#### [Figure record listings]
>>>>>
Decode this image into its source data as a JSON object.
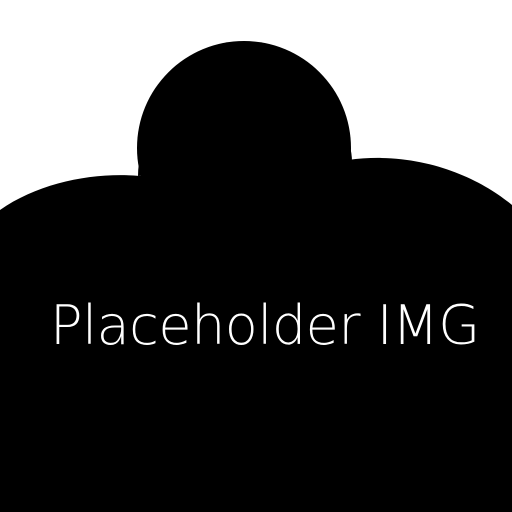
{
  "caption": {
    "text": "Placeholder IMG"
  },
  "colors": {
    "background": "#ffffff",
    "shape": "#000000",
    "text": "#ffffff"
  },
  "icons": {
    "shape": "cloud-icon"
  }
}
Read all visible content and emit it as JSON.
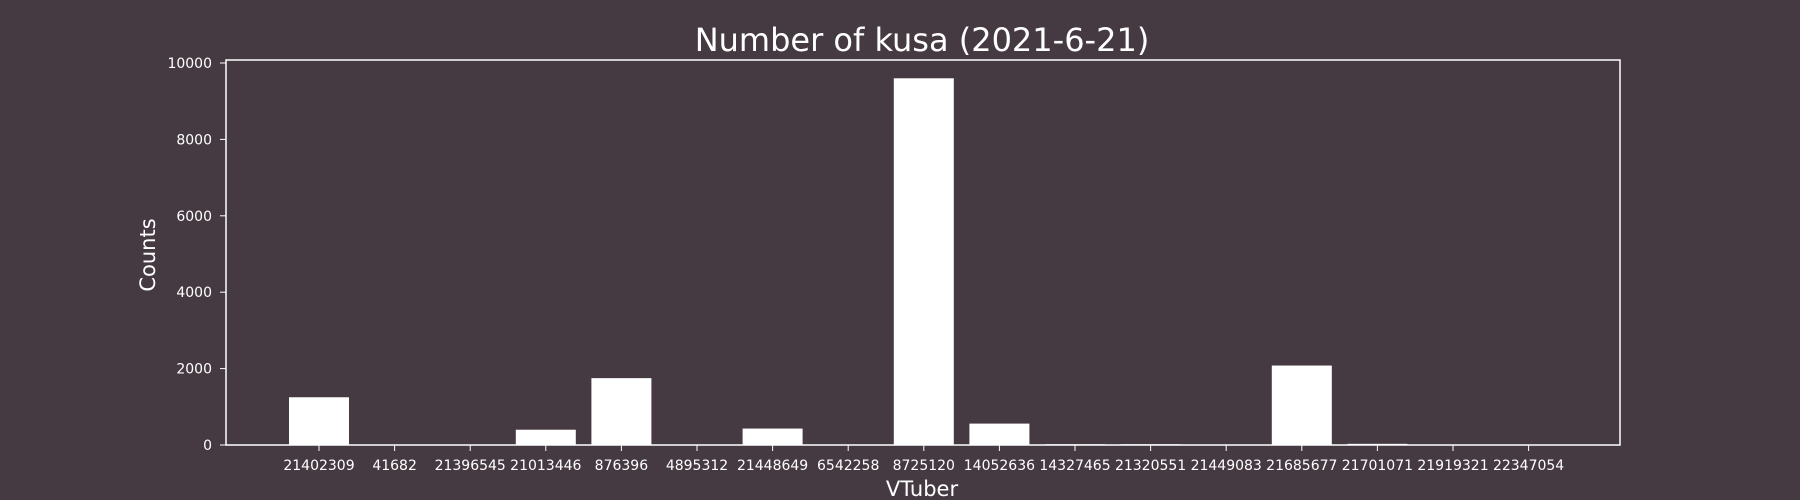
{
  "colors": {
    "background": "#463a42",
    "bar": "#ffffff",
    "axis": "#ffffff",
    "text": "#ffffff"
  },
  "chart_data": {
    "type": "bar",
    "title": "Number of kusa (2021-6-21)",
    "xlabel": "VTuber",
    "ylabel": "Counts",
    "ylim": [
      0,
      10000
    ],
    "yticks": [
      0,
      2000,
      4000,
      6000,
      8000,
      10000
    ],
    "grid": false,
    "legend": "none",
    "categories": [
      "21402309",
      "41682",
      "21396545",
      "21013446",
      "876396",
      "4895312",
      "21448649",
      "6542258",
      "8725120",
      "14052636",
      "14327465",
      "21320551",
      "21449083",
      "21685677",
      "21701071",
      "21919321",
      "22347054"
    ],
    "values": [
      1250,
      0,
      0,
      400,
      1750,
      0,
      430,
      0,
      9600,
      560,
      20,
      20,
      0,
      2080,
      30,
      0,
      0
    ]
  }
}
<<<<<
#### [DESCRIPTION OF THE TASK]
Go over the records above and tally each line that includes "JSON". Give the total by itself.

#### [TASK OUTPUT]
2